TEXT SEGMENT:
* * * *
E-mail gives Ginger a priceless link to the outside world. As well as staying in touch with ‘cyber friends,’ she is also in regular contact with a long-standing friend in New Zealand who she has known since early adulthood. “It has meant a lot to both of us as we go back a long way, and have been through many things that only the two of us can share. At first we wrote regularly, once a week at least, whereas now it is usually around every three weeks or so, but that is fine as by that time we usually have plenty to tell each other… I do not get to meet up with many of my friends like I used to, but having access to e-mail helps me to keep in constant contact… For many isolated people e-mail and the Internet is their umbilical cord to the rest of the world, and I think this describes it very well… It is great to get online and find lots of messages awaiting you, it certainly stops you from feeling lonely and isolated.”

“When I first became ‘connected’ I spent many hours each week sitting at my computer totally engrossed in finding new sites, joining various groups of people with same interests… I now find that I only sit at my computer a couple of times a week… I do believe that having a computer and using the Internet etc. has given me a lot of confidence. I am able to join in on discussions on various things to do with this, and I really feel that I would have missed out on a lot had I not taken time to learn.”

“I hope I have encouraged others to take up using the computer and the Internet as a means of learning. I have found that when an older person tackles something new such as learning about a computer or playing the piano or painting, they take it on with relish. They are doing it for themselves and not because someone has told them they have to do it, and it is not a chore, it is exciting and gives one a sense of achievement. I will continue to use my computer and keep on learning as long as I am able, and hopefully U3A Online and other similar projects will be with us for a long time.”
* * * *
ROWS:
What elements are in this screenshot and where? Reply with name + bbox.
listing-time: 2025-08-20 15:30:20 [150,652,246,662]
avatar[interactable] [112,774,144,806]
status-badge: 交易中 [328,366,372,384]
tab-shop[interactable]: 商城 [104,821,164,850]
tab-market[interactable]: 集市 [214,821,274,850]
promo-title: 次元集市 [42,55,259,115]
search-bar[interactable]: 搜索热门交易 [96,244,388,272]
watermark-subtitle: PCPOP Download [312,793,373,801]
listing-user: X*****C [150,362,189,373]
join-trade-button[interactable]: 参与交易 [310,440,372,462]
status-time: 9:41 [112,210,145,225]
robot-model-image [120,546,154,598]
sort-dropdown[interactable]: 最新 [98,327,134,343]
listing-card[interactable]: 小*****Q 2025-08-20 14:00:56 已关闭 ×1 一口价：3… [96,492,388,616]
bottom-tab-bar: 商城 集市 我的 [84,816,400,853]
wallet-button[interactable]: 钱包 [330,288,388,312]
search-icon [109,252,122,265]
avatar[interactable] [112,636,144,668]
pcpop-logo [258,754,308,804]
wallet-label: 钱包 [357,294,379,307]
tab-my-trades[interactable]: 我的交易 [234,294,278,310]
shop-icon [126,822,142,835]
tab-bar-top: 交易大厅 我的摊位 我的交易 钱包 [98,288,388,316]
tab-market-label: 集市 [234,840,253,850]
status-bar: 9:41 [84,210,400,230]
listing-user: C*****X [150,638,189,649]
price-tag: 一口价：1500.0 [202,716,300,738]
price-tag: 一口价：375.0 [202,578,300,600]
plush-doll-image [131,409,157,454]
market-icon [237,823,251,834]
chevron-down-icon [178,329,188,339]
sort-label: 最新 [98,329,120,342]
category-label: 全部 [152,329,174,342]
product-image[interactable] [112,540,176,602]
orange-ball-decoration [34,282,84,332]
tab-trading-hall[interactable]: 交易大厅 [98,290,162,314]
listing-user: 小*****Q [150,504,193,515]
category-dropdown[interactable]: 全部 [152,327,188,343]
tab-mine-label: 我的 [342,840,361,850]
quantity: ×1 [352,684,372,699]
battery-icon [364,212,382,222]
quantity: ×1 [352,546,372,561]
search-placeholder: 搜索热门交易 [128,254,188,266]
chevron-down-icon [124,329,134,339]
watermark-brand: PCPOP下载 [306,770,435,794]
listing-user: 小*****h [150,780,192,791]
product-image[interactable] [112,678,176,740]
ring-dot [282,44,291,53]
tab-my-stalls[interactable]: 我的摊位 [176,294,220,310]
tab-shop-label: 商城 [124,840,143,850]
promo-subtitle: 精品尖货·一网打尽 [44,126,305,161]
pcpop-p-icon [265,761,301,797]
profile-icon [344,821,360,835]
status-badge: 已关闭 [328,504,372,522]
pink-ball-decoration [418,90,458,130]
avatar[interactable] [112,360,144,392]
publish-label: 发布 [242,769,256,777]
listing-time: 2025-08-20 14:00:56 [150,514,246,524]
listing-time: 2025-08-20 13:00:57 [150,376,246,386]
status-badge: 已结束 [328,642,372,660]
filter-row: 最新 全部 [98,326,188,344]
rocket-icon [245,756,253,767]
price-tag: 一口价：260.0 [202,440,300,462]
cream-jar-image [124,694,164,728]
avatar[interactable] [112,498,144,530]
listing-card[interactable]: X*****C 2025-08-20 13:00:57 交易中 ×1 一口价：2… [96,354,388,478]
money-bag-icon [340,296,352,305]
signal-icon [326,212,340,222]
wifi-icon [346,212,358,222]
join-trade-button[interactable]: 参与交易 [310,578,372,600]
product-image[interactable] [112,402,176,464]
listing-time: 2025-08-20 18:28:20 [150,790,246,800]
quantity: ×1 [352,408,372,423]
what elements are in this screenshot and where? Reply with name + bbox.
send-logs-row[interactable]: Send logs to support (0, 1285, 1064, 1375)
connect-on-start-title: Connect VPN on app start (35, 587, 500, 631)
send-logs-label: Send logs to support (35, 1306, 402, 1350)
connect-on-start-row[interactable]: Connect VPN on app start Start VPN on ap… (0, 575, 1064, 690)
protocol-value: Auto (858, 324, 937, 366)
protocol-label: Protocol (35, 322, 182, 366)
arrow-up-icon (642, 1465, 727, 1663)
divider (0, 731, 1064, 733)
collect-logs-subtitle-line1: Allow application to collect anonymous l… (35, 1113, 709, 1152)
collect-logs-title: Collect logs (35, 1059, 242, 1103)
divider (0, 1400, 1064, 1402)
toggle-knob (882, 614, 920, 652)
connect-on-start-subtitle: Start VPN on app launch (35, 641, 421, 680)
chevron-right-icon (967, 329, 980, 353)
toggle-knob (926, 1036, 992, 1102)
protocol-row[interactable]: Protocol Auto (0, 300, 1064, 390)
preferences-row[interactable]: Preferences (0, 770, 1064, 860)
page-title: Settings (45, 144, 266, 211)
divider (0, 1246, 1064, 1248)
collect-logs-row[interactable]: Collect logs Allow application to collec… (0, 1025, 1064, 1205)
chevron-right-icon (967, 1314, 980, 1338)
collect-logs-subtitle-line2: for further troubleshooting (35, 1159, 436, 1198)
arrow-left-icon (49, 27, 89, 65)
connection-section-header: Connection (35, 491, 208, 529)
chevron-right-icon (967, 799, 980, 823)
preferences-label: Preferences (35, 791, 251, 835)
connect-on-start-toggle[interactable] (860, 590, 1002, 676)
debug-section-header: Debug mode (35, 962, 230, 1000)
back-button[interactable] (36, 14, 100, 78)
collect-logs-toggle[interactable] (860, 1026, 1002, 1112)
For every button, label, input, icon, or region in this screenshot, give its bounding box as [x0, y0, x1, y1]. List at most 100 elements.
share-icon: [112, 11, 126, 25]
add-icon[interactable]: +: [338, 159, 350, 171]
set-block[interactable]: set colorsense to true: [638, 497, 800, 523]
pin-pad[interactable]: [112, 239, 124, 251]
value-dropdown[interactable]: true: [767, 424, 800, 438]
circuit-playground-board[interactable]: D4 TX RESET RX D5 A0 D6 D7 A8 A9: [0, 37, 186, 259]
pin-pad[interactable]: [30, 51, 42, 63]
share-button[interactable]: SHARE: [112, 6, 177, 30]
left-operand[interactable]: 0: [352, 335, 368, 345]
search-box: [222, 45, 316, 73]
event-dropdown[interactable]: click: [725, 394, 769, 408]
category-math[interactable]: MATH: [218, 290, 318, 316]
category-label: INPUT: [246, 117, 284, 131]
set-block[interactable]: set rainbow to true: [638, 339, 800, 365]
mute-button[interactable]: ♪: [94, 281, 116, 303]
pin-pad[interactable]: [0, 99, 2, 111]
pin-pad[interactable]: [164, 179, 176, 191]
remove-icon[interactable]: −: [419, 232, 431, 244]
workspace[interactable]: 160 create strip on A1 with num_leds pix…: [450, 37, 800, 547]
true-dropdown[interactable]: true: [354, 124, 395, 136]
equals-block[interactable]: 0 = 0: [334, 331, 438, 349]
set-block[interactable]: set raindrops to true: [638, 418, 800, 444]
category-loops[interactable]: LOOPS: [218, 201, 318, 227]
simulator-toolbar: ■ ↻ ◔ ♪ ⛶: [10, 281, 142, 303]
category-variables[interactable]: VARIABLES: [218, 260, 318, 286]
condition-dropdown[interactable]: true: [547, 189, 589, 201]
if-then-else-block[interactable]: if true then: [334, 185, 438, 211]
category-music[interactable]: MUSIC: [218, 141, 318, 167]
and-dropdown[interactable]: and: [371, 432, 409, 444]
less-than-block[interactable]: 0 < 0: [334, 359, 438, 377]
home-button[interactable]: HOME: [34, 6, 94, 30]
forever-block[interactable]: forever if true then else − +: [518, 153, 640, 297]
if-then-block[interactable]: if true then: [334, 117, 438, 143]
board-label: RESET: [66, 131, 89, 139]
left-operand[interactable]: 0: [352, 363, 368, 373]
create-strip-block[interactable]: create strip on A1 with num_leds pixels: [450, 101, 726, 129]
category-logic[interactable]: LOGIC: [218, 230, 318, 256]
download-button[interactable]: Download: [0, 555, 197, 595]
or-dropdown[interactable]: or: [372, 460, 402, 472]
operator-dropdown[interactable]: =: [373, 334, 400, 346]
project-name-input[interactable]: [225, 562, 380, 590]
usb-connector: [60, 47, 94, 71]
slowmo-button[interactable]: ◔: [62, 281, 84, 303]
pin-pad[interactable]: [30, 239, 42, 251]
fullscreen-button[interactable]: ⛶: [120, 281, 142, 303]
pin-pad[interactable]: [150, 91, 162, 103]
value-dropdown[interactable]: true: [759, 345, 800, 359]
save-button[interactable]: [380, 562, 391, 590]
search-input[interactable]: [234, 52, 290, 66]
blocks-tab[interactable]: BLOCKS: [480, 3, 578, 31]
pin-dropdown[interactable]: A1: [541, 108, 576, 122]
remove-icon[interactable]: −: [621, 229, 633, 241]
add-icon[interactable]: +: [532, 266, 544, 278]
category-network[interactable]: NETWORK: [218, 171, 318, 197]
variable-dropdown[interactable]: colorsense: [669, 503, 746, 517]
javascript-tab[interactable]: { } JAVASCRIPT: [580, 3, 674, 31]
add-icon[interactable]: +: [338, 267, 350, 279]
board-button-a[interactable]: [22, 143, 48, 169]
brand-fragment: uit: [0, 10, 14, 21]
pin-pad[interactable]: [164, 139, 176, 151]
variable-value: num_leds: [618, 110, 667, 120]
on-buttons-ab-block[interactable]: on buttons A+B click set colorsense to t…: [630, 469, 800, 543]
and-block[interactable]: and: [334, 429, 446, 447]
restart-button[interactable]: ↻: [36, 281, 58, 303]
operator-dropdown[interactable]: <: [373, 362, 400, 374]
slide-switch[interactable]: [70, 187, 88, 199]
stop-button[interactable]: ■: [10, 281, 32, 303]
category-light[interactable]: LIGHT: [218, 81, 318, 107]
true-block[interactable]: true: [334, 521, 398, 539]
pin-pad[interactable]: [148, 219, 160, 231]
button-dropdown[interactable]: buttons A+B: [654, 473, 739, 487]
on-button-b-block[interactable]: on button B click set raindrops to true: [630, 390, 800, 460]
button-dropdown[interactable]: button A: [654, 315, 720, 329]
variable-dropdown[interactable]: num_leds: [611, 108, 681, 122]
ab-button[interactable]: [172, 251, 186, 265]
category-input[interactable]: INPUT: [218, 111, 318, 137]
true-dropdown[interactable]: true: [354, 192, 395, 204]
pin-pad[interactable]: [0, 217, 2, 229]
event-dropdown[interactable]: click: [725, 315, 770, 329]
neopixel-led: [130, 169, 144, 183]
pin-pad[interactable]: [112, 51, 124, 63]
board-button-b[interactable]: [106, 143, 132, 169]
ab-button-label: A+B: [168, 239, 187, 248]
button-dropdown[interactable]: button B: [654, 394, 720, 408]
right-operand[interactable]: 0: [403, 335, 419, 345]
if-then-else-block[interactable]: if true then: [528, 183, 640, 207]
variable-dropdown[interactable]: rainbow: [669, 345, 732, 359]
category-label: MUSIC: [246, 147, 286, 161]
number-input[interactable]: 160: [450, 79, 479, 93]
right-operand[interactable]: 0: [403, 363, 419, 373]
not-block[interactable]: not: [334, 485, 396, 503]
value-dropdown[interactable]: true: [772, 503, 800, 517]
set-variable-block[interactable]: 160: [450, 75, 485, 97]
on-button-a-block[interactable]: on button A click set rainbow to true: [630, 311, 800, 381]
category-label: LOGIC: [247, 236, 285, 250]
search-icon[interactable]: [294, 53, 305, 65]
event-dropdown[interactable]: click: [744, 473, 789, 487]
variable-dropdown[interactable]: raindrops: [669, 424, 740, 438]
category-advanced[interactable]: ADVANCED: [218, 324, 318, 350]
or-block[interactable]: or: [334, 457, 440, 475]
* * * *
TASK A: In the text about Ginger's use of e-mail, how often does she now write to her friend in New Zealand?
TASK B: Continue the text about Ginger's use of e-mail and the Internet from the point where it stops.

FINAL ANSWER A: Usually around every three weeks or so.

FINAL ANSWER B:
Leon’s story

Nickname: Leon

Location: Brisbane, Australia

Age: 73


Gender: Male

“I need not elaborate on the many uses of a good computer. I can safely say that a computer is such a basic tool in this present generation. I can even go further by saying that I am willing to sacrifice other amenities provided I have a well functioning computer. The acquisition of new information and new ideas based on a new change in my life perspective is very significant.”

Leon is a seventy-three year old Philippino man who has immigrated to Australia. He has worked as a Government Official in the Philippines, and as a Philippino community representative in Darwin. He still maintains a keen interest in current civic and parliamentary issues. He has always had an interest in computer technology. “I think it has been more an obsession on my part to be current on computer technology, and cyberspace these days. I guess it is part of my nature. I have always been a follower of science and technology, even during my younger days. When circumstances made themselves available to me, I immediately jumped on the various opportunities… For about three years prior to 1995 it had been my obsession to own a computer. I am a wide reader and I have been reading all these wonderful things that a computer can do… I even envisioned what a computer could do for me in my extreme advanced age when I will be confined mostly at home. I cannot imagine myself, that in extreme old age I would just face the four walls in the house… my aim is really to be completely computer literate.”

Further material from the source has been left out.